DATA SHOWN
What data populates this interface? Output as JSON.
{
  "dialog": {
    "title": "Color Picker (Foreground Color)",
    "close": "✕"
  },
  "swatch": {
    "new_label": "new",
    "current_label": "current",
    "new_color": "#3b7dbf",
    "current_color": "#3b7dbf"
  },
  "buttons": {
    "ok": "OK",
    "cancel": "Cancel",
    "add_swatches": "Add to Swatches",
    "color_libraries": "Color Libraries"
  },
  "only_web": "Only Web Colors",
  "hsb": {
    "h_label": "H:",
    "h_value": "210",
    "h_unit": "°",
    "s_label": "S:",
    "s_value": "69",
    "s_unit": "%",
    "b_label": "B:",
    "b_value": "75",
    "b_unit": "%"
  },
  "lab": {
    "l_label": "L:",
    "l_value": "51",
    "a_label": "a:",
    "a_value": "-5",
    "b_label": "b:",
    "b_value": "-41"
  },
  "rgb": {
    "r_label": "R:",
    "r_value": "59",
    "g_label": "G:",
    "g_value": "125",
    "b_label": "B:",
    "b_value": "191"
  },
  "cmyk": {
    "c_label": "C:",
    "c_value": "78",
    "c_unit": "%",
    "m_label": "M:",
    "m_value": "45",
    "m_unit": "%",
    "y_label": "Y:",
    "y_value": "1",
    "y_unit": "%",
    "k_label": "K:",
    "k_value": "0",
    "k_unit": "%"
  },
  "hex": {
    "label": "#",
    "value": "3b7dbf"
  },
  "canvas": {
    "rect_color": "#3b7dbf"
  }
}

PROBLEM DETAILS
Nothing in the listing may be changed; retype it all exactly.

RESULT OF THE TASK
What data populates this interface? Output as JSON.
{
  "dialog": {
    "title": "Color Picker (Foreground Color)",
    "close": "✕"
  },
  "swatch": {
    "new_label": "new",
    "current_label": "current",
    "new_color": "#3b7dbf",
    "current_color": "#3b7dbf"
  },
  "buttons": {
    "ok": "OK",
    "cancel": "Cancel",
    "add_swatches": "Add to Swatches",
    "color_libraries": "Color Libraries"
  },
  "only_web": "Only Web Colors",
  "hsb": {
    "h_label": "H:",
    "h_value": "210",
    "h_unit": "°",
    "s_label": "S:",
    "s_value": "69",
    "s_unit": "%",
    "b_label": "B:",
    "b_value": "75",
    "b_unit": "%"
  },
  "lab": {
    "l_label": "L:",
    "l_value": "51",
    "a_label": "a:",
    "a_value": "-5",
    "b_label": "b:",
    "b_value": "-41"
  },
  "rgb": {
    "r_label": "R:",
    "r_value": "59",
    "g_label": "G:",
    "g_value": "125",
    "b_label": "B:",
    "b_value": "191"
  },
  "cmyk": {
    "c_label": "C:",
    "c_value": "78",
    "c_unit": "%",
    "m_label": "M:",
    "m_value": "45",
    "m_unit": "%",
    "y_label": "Y:",
    "y_value": "1",
    "y_unit": "%",
    "k_label": "K:",
    "k_value": "0",
    "k_unit": "%"
  },
  "hex": {
    "label": "#",
    "value": "3b7dbf"
  },
  "canvas": {
    "rect_color": "#3b7dbf"
  }
}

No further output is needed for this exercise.